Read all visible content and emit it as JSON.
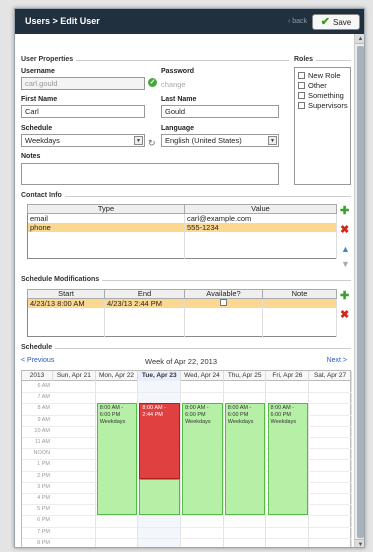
{
  "header": {
    "title": "Users > Edit User",
    "back_label": "‹ back",
    "save_label": "Save"
  },
  "user_properties": {
    "section_title": "User Properties",
    "username_label": "Username",
    "username_value": "carl.gould",
    "password_label": "Password",
    "password_link": "change",
    "first_name_label": "First Name",
    "first_name_value": "Carl",
    "last_name_label": "Last Name",
    "last_name_value": "Gould",
    "schedule_label": "Schedule",
    "schedule_value": "Weekdays",
    "language_label": "Language",
    "language_value": "English (United States)",
    "notes_label": "Notes",
    "notes_value": ""
  },
  "roles": {
    "section_title": "Roles",
    "items": [
      {
        "label": "New Role",
        "checked": false
      },
      {
        "label": "Other",
        "checked": false
      },
      {
        "label": "Something",
        "checked": false
      },
      {
        "label": "Supervisors",
        "checked": false
      }
    ]
  },
  "contact_info": {
    "section_title": "Contact Info",
    "columns": [
      "Type",
      "Value"
    ],
    "rows": [
      {
        "type": "email",
        "value": "carl@example.com",
        "selected": false
      },
      {
        "type": "phone",
        "value": "555-1234",
        "selected": true
      }
    ]
  },
  "schedule_mods": {
    "section_title": "Schedule Modifications",
    "columns": [
      "Start",
      "End",
      "Available?",
      "Note"
    ],
    "rows": [
      {
        "start": "4/23/13 8:00 AM",
        "end": "4/23/13 2:44 PM",
        "available": false,
        "note": "",
        "selected": true
      }
    ]
  },
  "calendar": {
    "section_title": "Schedule",
    "prev_label": "< Previous",
    "week_label": "Week of Apr 22, 2013",
    "next_label": "Next >",
    "year_label": "2013",
    "days": [
      "Sun, Apr 21",
      "Mon, Apr 22",
      "Tue, Apr 23",
      "Wed, Apr 24",
      "Thu, Apr 25",
      "Fri, Apr 26",
      "Sat, Apr 27"
    ],
    "hours": [
      "6 AM",
      "7 AM",
      "8 AM",
      "9 AM",
      "10 AM",
      "11 AM",
      "NOON",
      "1 PM",
      "2 PM",
      "3 PM",
      "4 PM",
      "5 PM",
      "6 PM",
      "7 PM",
      "8 PM"
    ],
    "events": [
      {
        "day": 1,
        "start": 8,
        "end": 18,
        "color": "green",
        "text": [
          "8:00 AM -",
          "6:00 PM",
          "Weekdays"
        ]
      },
      {
        "day": 2,
        "start": 8,
        "end": 14.73,
        "color": "red",
        "text": [
          "8:00 AM -",
          "2:44 PM"
        ]
      },
      {
        "day": 2,
        "start": 14.73,
        "end": 18,
        "color": "green",
        "text": []
      },
      {
        "day": 3,
        "start": 8,
        "end": 18,
        "color": "green",
        "text": [
          "8:00 AM -",
          "6:00 PM",
          "Weekdays"
        ]
      },
      {
        "day": 4,
        "start": 8,
        "end": 18,
        "color": "green",
        "text": [
          "8:00 AM -",
          "6:00 PM",
          "Weekdays"
        ]
      },
      {
        "day": 5,
        "start": 8,
        "end": 18,
        "color": "green",
        "text": [
          "8:00 AM -",
          "6:00 PM",
          "Weekdays"
        ]
      }
    ]
  },
  "colors": {
    "header_bg": "#20303f",
    "selected_row": "#fbd790",
    "event_green": "#b6f0a6",
    "event_red": "#e14040",
    "link": "#2b59c3"
  }
}
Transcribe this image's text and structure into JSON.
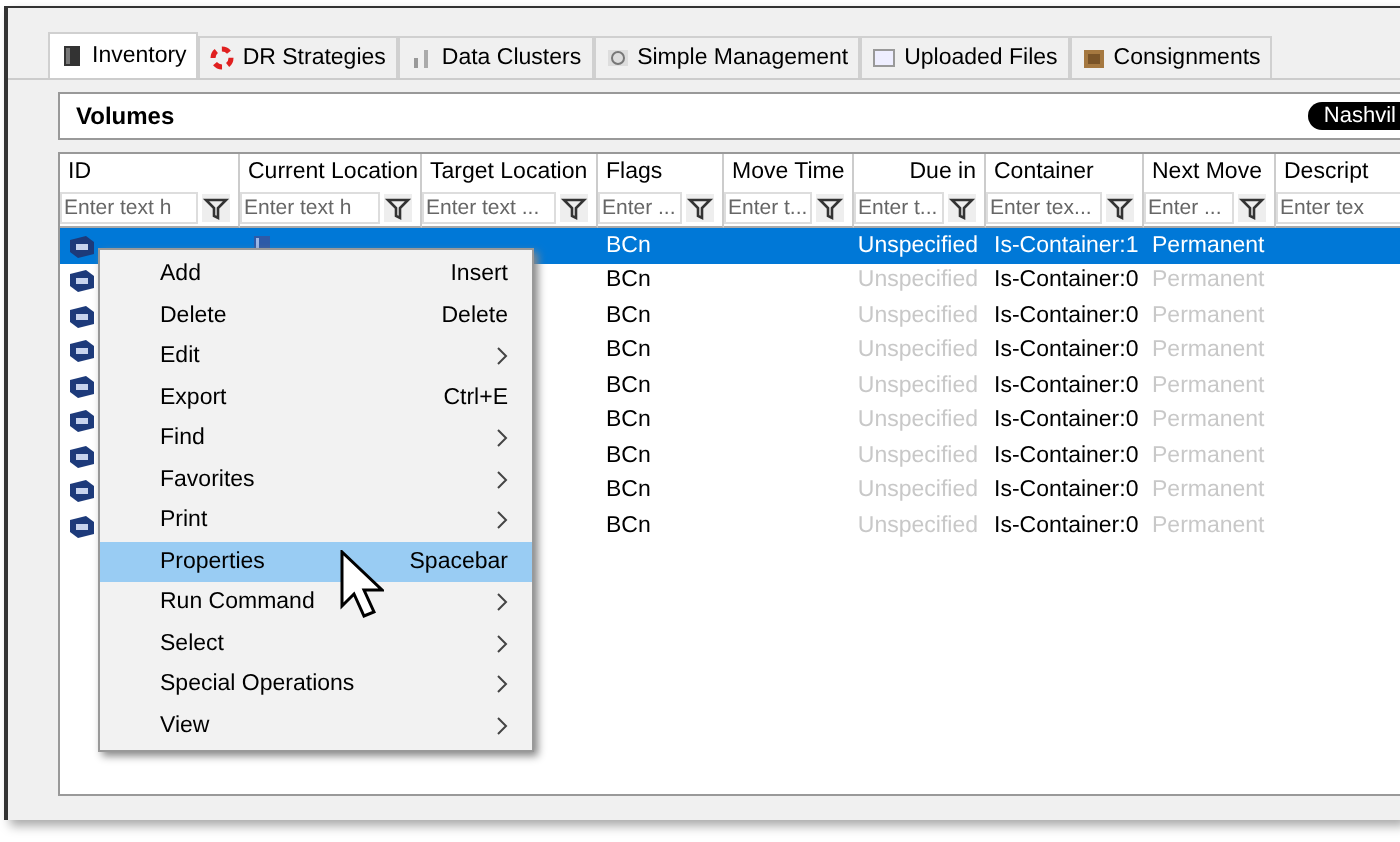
{
  "tabs": [
    {
      "label": "Inventory",
      "selected": true
    },
    {
      "label": "DR Strategies",
      "selected": false
    },
    {
      "label": "Data Clusters",
      "selected": false
    },
    {
      "label": "Simple Management",
      "selected": false
    },
    {
      "label": "Uploaded Files",
      "selected": false
    },
    {
      "label": "Consignments",
      "selected": false
    }
  ],
  "panel": {
    "title": "Volumes",
    "badge": "Nashvil"
  },
  "table": {
    "columns": [
      {
        "label": "ID",
        "placeholder": "Enter text h"
      },
      {
        "label": "Current Location",
        "placeholder": "Enter text h"
      },
      {
        "label": "Target Location",
        "placeholder": "Enter text ..."
      },
      {
        "label": "Flags",
        "placeholder": "Enter ..."
      },
      {
        "label": "Move Time",
        "placeholder": "Enter t..."
      },
      {
        "label": "Due in",
        "placeholder": "Enter t..."
      },
      {
        "label": "Container",
        "placeholder": "Enter tex..."
      },
      {
        "label": "Next Move",
        "placeholder": "Enter ..."
      },
      {
        "label": "Descript",
        "placeholder": "Enter tex"
      }
    ],
    "rows": [
      {
        "selected": true,
        "flags": "BCn",
        "due_in": "Unspecified",
        "container": "Is-Container:1",
        "next_move": "Permanent"
      },
      {
        "selected": false,
        "flags": "BCn",
        "due_in": "Unspecified",
        "container": "Is-Container:0",
        "next_move": "Permanent"
      },
      {
        "selected": false,
        "flags": "BCn",
        "due_in": "Unspecified",
        "container": "Is-Container:0",
        "next_move": "Permanent"
      },
      {
        "selected": false,
        "flags": "BCn",
        "due_in": "Unspecified",
        "container": "Is-Container:0",
        "next_move": "Permanent"
      },
      {
        "selected": false,
        "flags": "BCn",
        "due_in": "Unspecified",
        "container": "Is-Container:0",
        "next_move": "Permanent"
      },
      {
        "selected": false,
        "flags": "BCn",
        "due_in": "Unspecified",
        "container": "Is-Container:0",
        "next_move": "Permanent"
      },
      {
        "selected": false,
        "flags": "BCn",
        "due_in": "Unspecified",
        "container": "Is-Container:0",
        "next_move": "Permanent"
      },
      {
        "selected": false,
        "flags": "BCn",
        "due_in": "Unspecified",
        "container": "Is-Container:0",
        "next_move": "Permanent"
      },
      {
        "selected": false,
        "flags": "BCn",
        "due_in": "Unspecified",
        "container": "Is-Container:0",
        "next_move": "Permanent"
      }
    ]
  },
  "context_menu": {
    "items": [
      {
        "label": "Add",
        "shortcut": "Insert",
        "submenu": false,
        "selected": false
      },
      {
        "label": "Delete",
        "shortcut": "Delete",
        "submenu": false,
        "selected": false
      },
      {
        "label": "Edit",
        "submenu": true,
        "selected": false
      },
      {
        "label": "Export",
        "shortcut": "Ctrl+E",
        "submenu": false,
        "selected": false
      },
      {
        "label": "Find",
        "submenu": true,
        "selected": false
      },
      {
        "label": "Favorites",
        "submenu": true,
        "selected": false
      },
      {
        "label": "Print",
        "submenu": true,
        "selected": false
      },
      {
        "label": "Properties",
        "shortcut": "Spacebar",
        "submenu": false,
        "selected": true
      },
      {
        "label": "Run Command",
        "submenu": true,
        "selected": false
      },
      {
        "label": "Select",
        "submenu": true,
        "selected": false
      },
      {
        "label": "Special Operations",
        "submenu": true,
        "selected": false
      },
      {
        "label": "View",
        "submenu": true,
        "selected": false
      }
    ]
  }
}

* * * * * * *

*Problem statement*: Skip every picture and transcribe the data above exactly.

*Exercise output*:
Read all visible content and emit it as JSON.
{
  "header": {
    "title": "Users > Edit User",
    "back_label": "‹ back",
    "save_label": "Save"
  },
  "user_properties": {
    "section_title": "User Properties",
    "username_label": "Username",
    "username_value": "carl.gould",
    "password_label": "Password",
    "password_link": "change",
    "first_name_label": "First Name",
    "first_name_value": "Carl",
    "last_name_label": "Last Name",
    "last_name_value": "Gould",
    "schedule_label": "Schedule",
    "schedule_value": "Weekdays",
    "language_label": "Language",
    "language_value": "English (United States)",
    "notes_label": "Notes",
    "notes_value": ""
  },
  "roles": {
    "section_title": "Roles",
    "items": [
      {
        "label": "New Role",
        "checked": false
      },
      {
        "label": "Other",
        "checked": false
      },
      {
        "label": "Something",
        "checked": false
      },
      {
        "label": "Supervisors",
        "checked": false
      }
    ]
  },
  "contact_info": {
    "section_title": "Contact Info",
    "columns": [
      "Type",
      "Value"
    ],
    "rows": [
      {
        "type": "email",
        "value": "carl@example.com",
        "selected": false
      },
      {
        "type": "phone",
        "value": "555-1234",
        "selected": true
      }
    ]
  },
  "schedule_mods": {
    "section_title": "Schedule Modifications",
    "columns": [
      "Start",
      "End",
      "Available?",
      "Note"
    ],
    "rows": [
      {
        "start": "4/23/13 8:00 AM",
        "end": "4/23/13 2:44 PM",
        "available": false,
        "note": "",
        "selected": true
      }
    ]
  },
  "calendar": {
    "section_title": "Schedule",
    "prev_label": "< Previous",
    "week_label": "Week of Apr 22, 2013",
    "next_label": "Next >",
    "year_label": "2013",
    "days": [
      "Sun, Apr 21",
      "Mon, Apr 22",
      "Tue, Apr 23",
      "Wed, Apr 24",
      "Thu, Apr 25",
      "Fri, Apr 26",
      "Sat, Apr 27"
    ],
    "hours": [
      "6 AM",
      "7 AM",
      "8 AM",
      "9 AM",
      "10 AM",
      "11 AM",
      "NOON",
      "1 PM",
      "2 PM",
      "3 PM",
      "4 PM",
      "5 PM",
      "6 PM",
      "7 PM",
      "8 PM"
    ],
    "events": [
      {
        "day": 1,
        "start": 8,
        "end": 18,
        "color": "green",
        "text": [
          "8:00 AM -",
          "6:00 PM",
          "Weekdays"
        ]
      },
      {
        "day": 2,
        "start": 8,
        "end": 14.73,
        "color": "red",
        "text": [
          "8:00 AM -",
          "2:44 PM"
        ]
      },
      {
        "day": 2,
        "start": 14.73,
        "end": 18,
        "color": "green",
        "text": []
      },
      {
        "day": 3,
        "start": 8,
        "end": 18,
        "color": "green",
        "text": [
          "8:00 AM -",
          "6:00 PM",
          "Weekdays"
        ]
      },
      {
        "day": 4,
        "start": 8,
        "end": 18,
        "color": "green",
        "text": [
          "8:00 AM -",
          "6:00 PM",
          "Weekdays"
        ]
      },
      {
        "day": 5,
        "start": 8,
        "end": 18,
        "color": "green",
        "text": [
          "8:00 AM -",
          "6:00 PM",
          "Weekdays"
        ]
      }
    ]
  },
  "colors": {
    "header_bg": "#20303f",
    "selected_row": "#fbd790",
    "event_green": "#b6f0a6",
    "event_red": "#e14040",
    "link": "#2b59c3"
  }
}
Transcribe this image's text and structure into JSON.
{
  "tabs": [
    {
      "label": "Inventory",
      "selected": true
    },
    {
      "label": "DR Strategies",
      "selected": false
    },
    {
      "label": "Data Clusters",
      "selected": false
    },
    {
      "label": "Simple Management",
      "selected": false
    },
    {
      "label": "Uploaded Files",
      "selected": false
    },
    {
      "label": "Consignments",
      "selected": false
    }
  ],
  "panel": {
    "title": "Volumes",
    "badge": "Nashvil"
  },
  "table": {
    "columns": [
      {
        "label": "ID",
        "placeholder": "Enter text h"
      },
      {
        "label": "Current Location",
        "placeholder": "Enter text h"
      },
      {
        "label": "Target Location",
        "placeholder": "Enter text ..."
      },
      {
        "label": "Flags",
        "placeholder": "Enter ..."
      },
      {
        "label": "Move Time",
        "placeholder": "Enter t..."
      },
      {
        "label": "Due in",
        "placeholder": "Enter t..."
      },
      {
        "label": "Container",
        "placeholder": "Enter tex..."
      },
      {
        "label": "Next Move",
        "placeholder": "Enter ..."
      },
      {
        "label": "Descript",
        "placeholder": "Enter tex"
      }
    ],
    "rows": [
      {
        "selected": true,
        "flags": "BCn",
        "due_in": "Unspecified",
        "container": "Is-Container:1",
        "next_move": "Permanent"
      },
      {
        "selected": false,
        "flags": "BCn",
        "due_in": "Unspecified",
        "container": "Is-Container:0",
        "next_move": "Permanent"
      },
      {
        "selected": false,
        "flags": "BCn",
        "due_in": "Unspecified",
        "container": "Is-Container:0",
        "next_move": "Permanent"
      },
      {
        "selected": false,
        "flags": "BCn",
        "due_in": "Unspecified",
        "container": "Is-Container:0",
        "next_move": "Permanent"
      },
      {
        "selected": false,
        "flags": "BCn",
        "due_in": "Unspecified",
        "container": "Is-Container:0",
        "next_move": "Permanent"
      },
      {
        "selected": false,
        "flags": "BCn",
        "due_in": "Unspecified",
        "container": "Is-Container:0",
        "next_move": "Permanent"
      },
      {
        "selected": false,
        "flags": "BCn",
        "due_in": "Unspecified",
        "container": "Is-Container:0",
        "next_move": "Permanent"
      },
      {
        "selected": false,
        "flags": "BCn",
        "due_in": "Unspecified",
        "container": "Is-Container:0",
        "next_move": "Permanent"
      },
      {
        "selected": false,
        "flags": "BCn",
        "due_in": "Unspecified",
        "container": "Is-Container:0",
        "next_move": "Permanent"
      }
    ]
  },
  "context_menu": {
    "items": [
      {
        "label": "Add",
        "shortcut": "Insert",
        "submenu": false,
        "selected": false
      },
      {
        "label": "Delete",
        "shortcut": "Delete",
        "submenu": false,
        "selected": false
      },
      {
        "label": "Edit",
        "submenu": true,
        "selected": false
      },
      {
        "label": "Export",
        "shortcut": "Ctrl+E",
        "submenu": false,
        "selected": false
      },
      {
        "label": "Find",
        "submenu": true,
        "selected": false
      },
      {
        "label": "Favorites",
        "submenu": true,
        "selected": false
      },
      {
        "label": "Print",
        "submenu": true,
        "selected": false
      },
      {
        "label": "Properties",
        "shortcut": "Spacebar",
        "submenu": false,
        "selected": true
      },
      {
        "label": "Run Command",
        "submenu": true,
        "selected": false
      },
      {
        "label": "Select",
        "submenu": true,
        "selected": false
      },
      {
        "label": "Special Operations",
        "submenu": true,
        "selected": false
      },
      {
        "label": "View",
        "submenu": true,
        "selected": false
      }
    ]
  }
}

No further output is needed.